Records to process:
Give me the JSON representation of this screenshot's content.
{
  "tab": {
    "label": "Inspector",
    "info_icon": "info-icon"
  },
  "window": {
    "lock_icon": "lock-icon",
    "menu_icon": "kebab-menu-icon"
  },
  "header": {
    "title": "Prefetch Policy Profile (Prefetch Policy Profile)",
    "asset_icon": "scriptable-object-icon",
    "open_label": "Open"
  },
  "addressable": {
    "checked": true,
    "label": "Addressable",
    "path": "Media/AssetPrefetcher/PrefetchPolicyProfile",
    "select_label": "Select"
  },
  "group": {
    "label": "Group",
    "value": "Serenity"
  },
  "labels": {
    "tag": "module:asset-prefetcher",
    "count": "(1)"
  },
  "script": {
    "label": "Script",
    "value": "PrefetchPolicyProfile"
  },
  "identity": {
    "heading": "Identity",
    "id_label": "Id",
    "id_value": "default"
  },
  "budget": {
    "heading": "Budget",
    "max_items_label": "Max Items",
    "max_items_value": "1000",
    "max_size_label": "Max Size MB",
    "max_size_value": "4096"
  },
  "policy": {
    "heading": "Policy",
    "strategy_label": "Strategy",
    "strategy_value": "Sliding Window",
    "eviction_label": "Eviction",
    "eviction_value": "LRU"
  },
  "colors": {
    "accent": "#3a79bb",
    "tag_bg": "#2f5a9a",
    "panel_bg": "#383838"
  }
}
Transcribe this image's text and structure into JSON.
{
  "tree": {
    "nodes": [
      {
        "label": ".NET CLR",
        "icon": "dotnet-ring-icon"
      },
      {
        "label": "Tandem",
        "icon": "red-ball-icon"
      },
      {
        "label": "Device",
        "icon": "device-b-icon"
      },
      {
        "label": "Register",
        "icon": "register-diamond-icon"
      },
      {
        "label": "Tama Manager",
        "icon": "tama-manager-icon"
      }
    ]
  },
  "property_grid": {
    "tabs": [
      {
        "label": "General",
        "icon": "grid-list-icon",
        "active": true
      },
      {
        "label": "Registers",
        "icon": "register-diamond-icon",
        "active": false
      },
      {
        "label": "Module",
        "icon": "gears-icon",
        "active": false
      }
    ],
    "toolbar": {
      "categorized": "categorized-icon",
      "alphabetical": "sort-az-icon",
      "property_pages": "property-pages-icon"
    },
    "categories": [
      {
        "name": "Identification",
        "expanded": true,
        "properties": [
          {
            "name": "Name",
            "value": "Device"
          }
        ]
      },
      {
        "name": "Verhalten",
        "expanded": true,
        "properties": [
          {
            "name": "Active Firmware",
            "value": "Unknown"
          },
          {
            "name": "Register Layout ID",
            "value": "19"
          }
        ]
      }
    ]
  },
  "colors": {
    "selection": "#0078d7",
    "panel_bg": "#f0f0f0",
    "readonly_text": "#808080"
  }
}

The problem:
Please copy out each record, character for character.

Answer for the task:
Give me the JSON representation of this screenshot's content.
{
  "tab": {
    "label": "Inspector",
    "info_icon": "info-icon"
  },
  "window": {
    "lock_icon": "lock-icon",
    "menu_icon": "kebab-menu-icon"
  },
  "header": {
    "title": "Prefetch Policy Profile (Prefetch Policy Profile)",
    "asset_icon": "scriptable-object-icon",
    "open_label": "Open"
  },
  "addressable": {
    "checked": true,
    "label": "Addressable",
    "path": "Media/AssetPrefetcher/PrefetchPolicyProfile",
    "select_label": "Select"
  },
  "group": {
    "label": "Group",
    "value": "Serenity"
  },
  "labels": {
    "tag": "module:asset-prefetcher",
    "count": "(1)"
  },
  "script": {
    "label": "Script",
    "value": "PrefetchPolicyProfile"
  },
  "identity": {
    "heading": "Identity",
    "id_label": "Id",
    "id_value": "default"
  },
  "budget": {
    "heading": "Budget",
    "max_items_label": "Max Items",
    "max_items_value": "1000",
    "max_size_label": "Max Size MB",
    "max_size_value": "4096"
  },
  "policy": {
    "heading": "Policy",
    "strategy_label": "Strategy",
    "strategy_value": "Sliding Window",
    "eviction_label": "Eviction",
    "eviction_value": "LRU"
  },
  "colors": {
    "accent": "#3a79bb",
    "tag_bg": "#2f5a9a",
    "panel_bg": "#383838"
  }
}
Transcribe this image's text and structure into JSON.
{
  "tree": {
    "nodes": [
      {
        "label": ".NET CLR",
        "icon": "dotnet-ring-icon"
      },
      {
        "label": "Tandem",
        "icon": "red-ball-icon"
      },
      {
        "label": "Device",
        "icon": "device-b-icon"
      },
      {
        "label": "Register",
        "icon": "register-diamond-icon"
      },
      {
        "label": "Tama Manager",
        "icon": "tama-manager-icon"
      }
    ]
  },
  "property_grid": {
    "tabs": [
      {
        "label": "General",
        "icon": "grid-list-icon",
        "active": true
      },
      {
        "label": "Registers",
        "icon": "register-diamond-icon",
        "active": false
      },
      {
        "label": "Module",
        "icon": "gears-icon",
        "active": false
      }
    ],
    "toolbar": {
      "categorized": "categorized-icon",
      "alphabetical": "sort-az-icon",
      "property_pages": "property-pages-icon"
    },
    "categories": [
      {
        "name": "Identification",
        "expanded": true,
        "properties": [
          {
            "name": "Name",
            "value": "Device"
          }
        ]
      },
      {
        "name": "Verhalten",
        "expanded": true,
        "properties": [
          {
            "name": "Active Firmware",
            "value": "Unknown"
          },
          {
            "name": "Register Layout ID",
            "value": "19"
          }
        ]
      }
    ]
  },
  "colors": {
    "selection": "#0078d7",
    "panel_bg": "#f0f0f0",
    "readonly_text": "#808080"
  }
}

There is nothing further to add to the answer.